## Source text
==================================================

I suppose I'm just really confused, since I almost feel like my experiences have been largely contradictory.

 

On the one hand, I can look at someone on the street or on the screen and say "They're pretty hot", regardless of gender expression.  I could even visualize myself engaging in sexual activities with others, and may even fantasize about it, so I have identified as pansexual for the longest time.  I do fantasize about everything from kissing to foreplay to full-on penetrative sex rather frequently, and I consume pornography and masturbate fairly regularly.  It's like, I love the IDEA of sex.  I love it.

 

When it comes to actual sexual activity, I am mostly inexperienced.  But, for the most part, I am able to experience sexual urges under certain circumstances.  I am able to crave, and then act upon, desires to cuddle, kiss, hug, and engage in foreplay and caressing.  And I love all of that.  But as soon as any sort of genital interaction comes into play, be it manual or oral or penetrative, something always feels.....off.  I'm not sure if I would call it disinterest or disgust, but it just feels really weird.  Like, I'm supposed to want to do things involving mine and another person's set of genitals, right?  But my immediate reaction to when someone takes their pants off is "Ew, gross."

==================================================

## Given task
What sexual orientation does the writer of the post about contradictory sexual experiences say they have identified as for the longest time?

(Image layout annotations)
==================================================

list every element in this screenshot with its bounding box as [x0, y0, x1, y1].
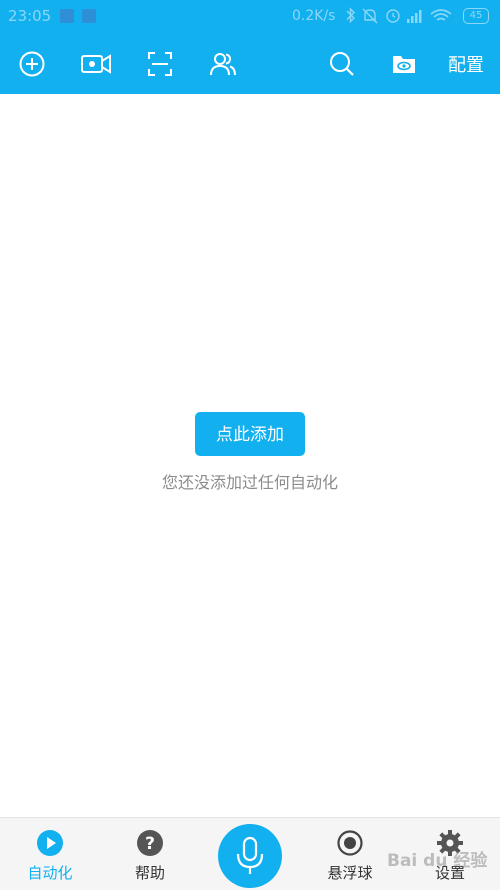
top-toolbar: 配置	[0, 32, 500, 94]
bluetooth-icon	[346, 7, 355, 24]
wifi-icon	[430, 9, 452, 21]
nav-item-automation[interactable]: 自动化	[0, 818, 100, 890]
floating-ball-icon	[337, 830, 363, 856]
search-icon[interactable]	[328, 50, 356, 78]
status-icons	[346, 7, 452, 24]
nav-item-floating-ball[interactable]: 悬浮球	[300, 818, 400, 890]
empty-state-message: 您还没添加过任何自动化	[161, 473, 338, 492]
record-video-icon[interactable]	[80, 50, 112, 78]
notification-icon	[82, 9, 96, 23]
play-circle-icon	[37, 830, 63, 856]
battery-indicator: 45	[463, 8, 489, 24]
mute-bell-icon	[362, 8, 378, 24]
voice-mic-button[interactable]	[218, 824, 282, 888]
scan-icon[interactable]	[146, 50, 174, 78]
nav-label: 自动化	[27, 864, 73, 882]
network-speed: 0.2K/s	[292, 8, 336, 24]
watermark: Bai du 经验	[387, 851, 488, 871]
status-bar: 23:05 0.2K/s 45	[0, 0, 500, 32]
config-button[interactable]: 配置	[448, 51, 484, 77]
help-circle-icon: ?	[137, 830, 163, 856]
mic-icon	[236, 836, 264, 874]
status-time: 23:05	[8, 7, 52, 25]
alarm-icon	[386, 9, 400, 23]
signal-icon	[407, 10, 422, 23]
users-icon[interactable]	[209, 50, 237, 78]
notification-icon	[60, 9, 74, 23]
nav-label: 帮助	[134, 864, 165, 882]
add-automation-button[interactable]: 点此添加	[195, 412, 305, 456]
svg-text:?: ?	[145, 834, 155, 854]
nav-item-help[interactable]: ? 帮助	[100, 818, 200, 890]
nav-label: 悬浮球	[327, 864, 373, 882]
folder-view-icon[interactable]	[390, 50, 418, 78]
add-icon[interactable]	[18, 50, 46, 78]
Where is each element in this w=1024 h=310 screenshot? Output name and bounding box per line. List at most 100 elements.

==================================================

## Correct response
Pansexual.